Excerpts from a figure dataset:

╔══

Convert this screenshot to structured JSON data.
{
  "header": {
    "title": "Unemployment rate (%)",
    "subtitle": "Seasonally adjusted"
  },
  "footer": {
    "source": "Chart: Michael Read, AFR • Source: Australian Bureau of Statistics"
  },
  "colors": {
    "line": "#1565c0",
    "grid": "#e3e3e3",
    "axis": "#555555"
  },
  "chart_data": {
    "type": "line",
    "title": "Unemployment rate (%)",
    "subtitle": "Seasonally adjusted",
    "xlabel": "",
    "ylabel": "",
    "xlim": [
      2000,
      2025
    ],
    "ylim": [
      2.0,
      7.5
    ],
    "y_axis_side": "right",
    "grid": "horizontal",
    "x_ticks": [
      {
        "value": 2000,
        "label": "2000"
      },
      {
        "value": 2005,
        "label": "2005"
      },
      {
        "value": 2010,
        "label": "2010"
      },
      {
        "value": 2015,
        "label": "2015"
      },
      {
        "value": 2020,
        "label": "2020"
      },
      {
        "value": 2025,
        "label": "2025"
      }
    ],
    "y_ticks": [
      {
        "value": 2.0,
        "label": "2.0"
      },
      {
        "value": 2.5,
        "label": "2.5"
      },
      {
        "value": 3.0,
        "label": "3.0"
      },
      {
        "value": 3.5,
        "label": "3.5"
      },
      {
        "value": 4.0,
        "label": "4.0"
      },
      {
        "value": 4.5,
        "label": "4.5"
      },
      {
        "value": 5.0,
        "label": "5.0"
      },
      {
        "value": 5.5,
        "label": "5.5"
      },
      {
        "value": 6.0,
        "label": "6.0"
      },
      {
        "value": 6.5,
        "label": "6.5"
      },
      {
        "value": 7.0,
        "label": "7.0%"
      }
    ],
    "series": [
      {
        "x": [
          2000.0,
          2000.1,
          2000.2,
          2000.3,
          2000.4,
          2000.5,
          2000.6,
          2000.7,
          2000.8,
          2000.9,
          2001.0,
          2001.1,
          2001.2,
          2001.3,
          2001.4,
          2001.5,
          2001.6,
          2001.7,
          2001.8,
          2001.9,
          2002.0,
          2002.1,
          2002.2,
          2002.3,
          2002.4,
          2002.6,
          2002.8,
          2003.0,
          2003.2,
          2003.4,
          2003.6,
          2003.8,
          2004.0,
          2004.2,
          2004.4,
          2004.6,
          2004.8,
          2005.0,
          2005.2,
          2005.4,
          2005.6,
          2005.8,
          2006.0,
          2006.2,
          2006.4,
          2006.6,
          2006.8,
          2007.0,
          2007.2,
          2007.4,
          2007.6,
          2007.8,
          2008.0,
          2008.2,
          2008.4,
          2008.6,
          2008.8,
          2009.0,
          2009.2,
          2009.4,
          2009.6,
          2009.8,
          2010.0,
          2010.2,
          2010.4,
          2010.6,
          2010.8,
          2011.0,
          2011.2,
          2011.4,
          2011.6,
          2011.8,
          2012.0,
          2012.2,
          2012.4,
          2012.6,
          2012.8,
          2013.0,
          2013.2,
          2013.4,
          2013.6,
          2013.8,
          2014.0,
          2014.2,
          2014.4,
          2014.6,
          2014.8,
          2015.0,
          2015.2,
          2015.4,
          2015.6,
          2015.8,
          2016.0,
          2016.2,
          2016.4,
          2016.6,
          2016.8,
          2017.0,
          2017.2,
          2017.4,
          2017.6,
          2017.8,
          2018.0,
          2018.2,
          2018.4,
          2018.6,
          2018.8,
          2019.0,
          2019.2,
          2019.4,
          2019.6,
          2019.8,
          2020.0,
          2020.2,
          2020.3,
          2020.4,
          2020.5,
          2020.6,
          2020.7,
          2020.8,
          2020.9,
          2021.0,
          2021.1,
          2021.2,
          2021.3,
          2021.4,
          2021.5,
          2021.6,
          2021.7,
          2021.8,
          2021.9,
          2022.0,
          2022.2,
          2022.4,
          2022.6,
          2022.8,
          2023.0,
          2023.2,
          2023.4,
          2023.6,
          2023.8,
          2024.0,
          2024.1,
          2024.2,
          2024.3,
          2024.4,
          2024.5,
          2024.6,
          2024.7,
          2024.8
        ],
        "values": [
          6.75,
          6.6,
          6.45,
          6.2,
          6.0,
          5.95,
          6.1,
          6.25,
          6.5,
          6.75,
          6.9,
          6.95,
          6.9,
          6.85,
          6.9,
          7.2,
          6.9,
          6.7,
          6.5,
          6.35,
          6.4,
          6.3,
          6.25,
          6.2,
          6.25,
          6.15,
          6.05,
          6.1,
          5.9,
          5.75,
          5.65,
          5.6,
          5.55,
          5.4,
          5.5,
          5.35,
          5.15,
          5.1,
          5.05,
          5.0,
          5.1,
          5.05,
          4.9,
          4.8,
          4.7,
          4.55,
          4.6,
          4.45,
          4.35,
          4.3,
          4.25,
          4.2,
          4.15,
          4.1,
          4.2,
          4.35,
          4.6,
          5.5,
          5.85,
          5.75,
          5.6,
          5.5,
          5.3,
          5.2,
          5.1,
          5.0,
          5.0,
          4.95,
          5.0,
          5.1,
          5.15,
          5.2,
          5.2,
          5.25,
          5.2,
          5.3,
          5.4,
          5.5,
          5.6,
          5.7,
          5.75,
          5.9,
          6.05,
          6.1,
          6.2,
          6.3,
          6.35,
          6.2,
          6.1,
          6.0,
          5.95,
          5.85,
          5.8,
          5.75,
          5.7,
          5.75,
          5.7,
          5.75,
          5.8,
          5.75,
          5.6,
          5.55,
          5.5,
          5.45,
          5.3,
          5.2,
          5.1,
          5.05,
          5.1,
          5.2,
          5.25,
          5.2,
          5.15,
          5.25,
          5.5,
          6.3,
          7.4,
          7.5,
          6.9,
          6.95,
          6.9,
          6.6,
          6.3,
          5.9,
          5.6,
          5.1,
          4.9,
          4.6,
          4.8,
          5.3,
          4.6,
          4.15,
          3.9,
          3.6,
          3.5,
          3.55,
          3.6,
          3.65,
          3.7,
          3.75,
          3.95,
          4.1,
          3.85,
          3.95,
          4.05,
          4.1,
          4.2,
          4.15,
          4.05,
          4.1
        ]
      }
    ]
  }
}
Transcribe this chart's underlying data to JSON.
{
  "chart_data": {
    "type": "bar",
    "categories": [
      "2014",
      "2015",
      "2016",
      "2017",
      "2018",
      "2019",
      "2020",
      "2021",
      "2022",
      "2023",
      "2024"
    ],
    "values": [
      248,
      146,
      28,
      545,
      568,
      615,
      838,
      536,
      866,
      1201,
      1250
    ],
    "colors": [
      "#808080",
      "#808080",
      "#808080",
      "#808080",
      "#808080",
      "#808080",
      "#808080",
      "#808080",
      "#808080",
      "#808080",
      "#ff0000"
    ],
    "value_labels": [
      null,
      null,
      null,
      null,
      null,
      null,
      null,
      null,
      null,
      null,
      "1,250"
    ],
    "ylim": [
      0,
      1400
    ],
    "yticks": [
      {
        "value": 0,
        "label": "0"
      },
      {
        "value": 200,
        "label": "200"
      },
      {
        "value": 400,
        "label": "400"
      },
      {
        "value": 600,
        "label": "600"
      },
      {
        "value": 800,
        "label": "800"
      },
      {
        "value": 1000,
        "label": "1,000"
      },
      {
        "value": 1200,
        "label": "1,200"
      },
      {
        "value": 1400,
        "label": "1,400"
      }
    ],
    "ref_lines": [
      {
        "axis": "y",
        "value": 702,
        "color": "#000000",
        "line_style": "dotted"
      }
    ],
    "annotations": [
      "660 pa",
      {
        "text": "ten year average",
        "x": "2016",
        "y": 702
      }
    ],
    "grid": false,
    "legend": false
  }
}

╚══

What the task asks:
Give an exact copy of all the data shown above.

Full solution:
Convert this screenshot to structured JSON data.
{
  "header": {
    "title": "Unemployment rate (%)",
    "subtitle": "Seasonally adjusted"
  },
  "footer": {
    "source": "Chart: Michael Read, AFR • Source: Australian Bureau of Statistics"
  },
  "colors": {
    "line": "#1565c0",
    "grid": "#e3e3e3",
    "axis": "#555555"
  },
  "chart_data": {
    "type": "line",
    "title": "Unemployment rate (%)",
    "subtitle": "Seasonally adjusted",
    "xlabel": "",
    "ylabel": "",
    "xlim": [
      2000,
      2025
    ],
    "ylim": [
      2.0,
      7.5
    ],
    "y_axis_side": "right",
    "grid": "horizontal",
    "x_ticks": [
      {
        "value": 2000,
        "label": "2000"
      },
      {
        "value": 2005,
        "label": "2005"
      },
      {
        "value": 2010,
        "label": "2010"
      },
      {
        "value": 2015,
        "label": "2015"
      },
      {
        "value": 2020,
        "label": "2020"
      },
      {
        "value": 2025,
        "label": "2025"
      }
    ],
    "y_ticks": [
      {
        "value": 2.0,
        "label": "2.0"
      },
      {
        "value": 2.5,
        "label": "2.5"
      },
      {
        "value": 3.0,
        "label": "3.0"
      },
      {
        "value": 3.5,
        "label": "3.5"
      },
      {
        "value": 4.0,
        "label": "4.0"
      },
      {
        "value": 4.5,
        "label": "4.5"
      },
      {
        "value": 5.0,
        "label": "5.0"
      },
      {
        "value": 5.5,
        "label": "5.5"
      },
      {
        "value": 6.0,
        "label": "6.0"
      },
      {
        "value": 6.5,
        "label": "6.5"
      },
      {
        "value": 7.0,
        "label": "7.0%"
      }
    ],
    "series": [
      {
        "x": [
          2000.0,
          2000.1,
          2000.2,
          2000.3,
          2000.4,
          2000.5,
          2000.6,
          2000.7,
          2000.8,
          2000.9,
          2001.0,
          2001.1,
          2001.2,
          2001.3,
          2001.4,
          2001.5,
          2001.6,
          2001.7,
          2001.8,
          2001.9,
          2002.0,
          2002.1,
          2002.2,
          2002.3,
          2002.4,
          2002.6,
          2002.8,
          2003.0,
          2003.2,
          2003.4,
          2003.6,
          2003.8,
          2004.0,
          2004.2,
          2004.4,
          2004.6,
          2004.8,
          2005.0,
          2005.2,
          2005.4,
          2005.6,
          2005.8,
          2006.0,
          2006.2,
          2006.4,
          2006.6,
          2006.8,
          2007.0,
          2007.2,
          2007.4,
          2007.6,
          2007.8,
          2008.0,
          2008.2,
          2008.4,
          2008.6,
          2008.8,
          2009.0,
          2009.2,
          2009.4,
          2009.6,
          2009.8,
          2010.0,
          2010.2,
          2010.4,
          2010.6,
          2010.8,
          2011.0,
          2011.2,
          2011.4,
          2011.6,
          2011.8,
          2012.0,
          2012.2,
          2012.4,
          2012.6,
          2012.8,
          2013.0,
          2013.2,
          2013.4,
          2013.6,
          2013.8,
          2014.0,
          2014.2,
          2014.4,
          2014.6,
          2014.8,
          2015.0,
          2015.2,
          2015.4,
          2015.6,
          2015.8,
          2016.0,
          2016.2,
          2016.4,
          2016.6,
          2016.8,
          2017.0,
          2017.2,
          2017.4,
          2017.6,
          2017.8,
          2018.0,
          2018.2,
          2018.4,
          2018.6,
          2018.8,
          2019.0,
          2019.2,
          2019.4,
          2019.6,
          2019.8,
          2020.0,
          2020.2,
          2020.3,
          2020.4,
          2020.5,
          2020.6,
          2020.7,
          2020.8,
          2020.9,
          2021.0,
          2021.1,
          2021.2,
          2021.3,
          2021.4,
          2021.5,
          2021.6,
          2021.7,
          2021.8,
          2021.9,
          2022.0,
          2022.2,
          2022.4,
          2022.6,
          2022.8,
          2023.0,
          2023.2,
          2023.4,
          2023.6,
          2023.8,
          2024.0,
          2024.1,
          2024.2,
          2024.3,
          2024.4,
          2024.5,
          2024.6,
          2024.7,
          2024.8
        ],
        "values": [
          6.75,
          6.6,
          6.45,
          6.2,
          6.0,
          5.95,
          6.1,
          6.25,
          6.5,
          6.75,
          6.9,
          6.95,
          6.9,
          6.85,
          6.9,
          7.2,
          6.9,
          6.7,
          6.5,
          6.35,
          6.4,
          6.3,
          6.25,
          6.2,
          6.25,
          6.15,
          6.05,
          6.1,
          5.9,
          5.75,
          5.65,
          5.6,
          5.55,
          5.4,
          5.5,
          5.35,
          5.15,
          5.1,
          5.05,
          5.0,
          5.1,
          5.05,
          4.9,
          4.8,
          4.7,
          4.55,
          4.6,
          4.45,
          4.35,
          4.3,
          4.25,
          4.2,
          4.15,
          4.1,
          4.2,
          4.35,
          4.6,
          5.5,
          5.85,
          5.75,
          5.6,
          5.5,
          5.3,
          5.2,
          5.1,
          5.0,
          5.0,
          4.95,
          5.0,
          5.1,
          5.15,
          5.2,
          5.2,
          5.25,
          5.2,
          5.3,
          5.4,
          5.5,
          5.6,
          5.7,
          5.75,
          5.9,
          6.05,
          6.1,
          6.2,
          6.3,
          6.35,
          6.2,
          6.1,
          6.0,
          5.95,
          5.85,
          5.8,
          5.75,
          5.7,
          5.75,
          5.7,
          5.75,
          5.8,
          5.75,
          5.6,
          5.55,
          5.5,
          5.45,
          5.3,
          5.2,
          5.1,
          5.05,
          5.1,
          5.2,
          5.25,
          5.2,
          5.15,
          5.25,
          5.5,
          6.3,
          7.4,
          7.5,
          6.9,
          6.95,
          6.9,
          6.6,
          6.3,
          5.9,
          5.6,
          5.1,
          4.9,
          4.6,
          4.8,
          5.3,
          4.6,
          4.15,
          3.9,
          3.6,
          3.5,
          3.55,
          3.6,
          3.65,
          3.7,
          3.75,
          3.95,
          4.1,
          3.85,
          3.95,
          4.05,
          4.1,
          4.2,
          4.15,
          4.05,
          4.1
        ]
      }
    ]
  }
}
Transcribe this chart's underlying data to JSON.
{
  "chart_data": {
    "type": "bar",
    "categories": [
      "2014",
      "2015",
      "2016",
      "2017",
      "2018",
      "2019",
      "2020",
      "2021",
      "2022",
      "2023",
      "2024"
    ],
    "values": [
      248,
      146,
      28,
      545,
      568,
      615,
      838,
      536,
      866,
      1201,
      1250
    ],
    "colors": [
      "#808080",
      "#808080",
      "#808080",
      "#808080",
      "#808080",
      "#808080",
      "#808080",
      "#808080",
      "#808080",
      "#808080",
      "#ff0000"
    ],
    "value_labels": [
      null,
      null,
      null,
      null,
      null,
      null,
      null,
      null,
      null,
      null,
      "1,250"
    ],
    "ylim": [
      0,
      1400
    ],
    "yticks": [
      {
        "value": 0,
        "label": "0"
      },
      {
        "value": 200,
        "label": "200"
      },
      {
        "value": 400,
        "label": "400"
      },
      {
        "value": 600,
        "label": "600"
      },
      {
        "value": 800,
        "label": "800"
      },
      {
        "value": 1000,
        "label": "1,000"
      },
      {
        "value": 1200,
        "label": "1,200"
      },
      {
        "value": 1400,
        "label": "1,400"
      }
    ],
    "ref_lines": [
      {
        "axis": "y",
        "value": 702,
        "color": "#000000",
        "line_style": "dotted"
      }
    ],
    "annotations": [
      "660 pa",
      {
        "text": "ten year average",
        "x": "2016",
        "y": 702
      }
    ],
    "grid": false,
    "legend": false
  }
}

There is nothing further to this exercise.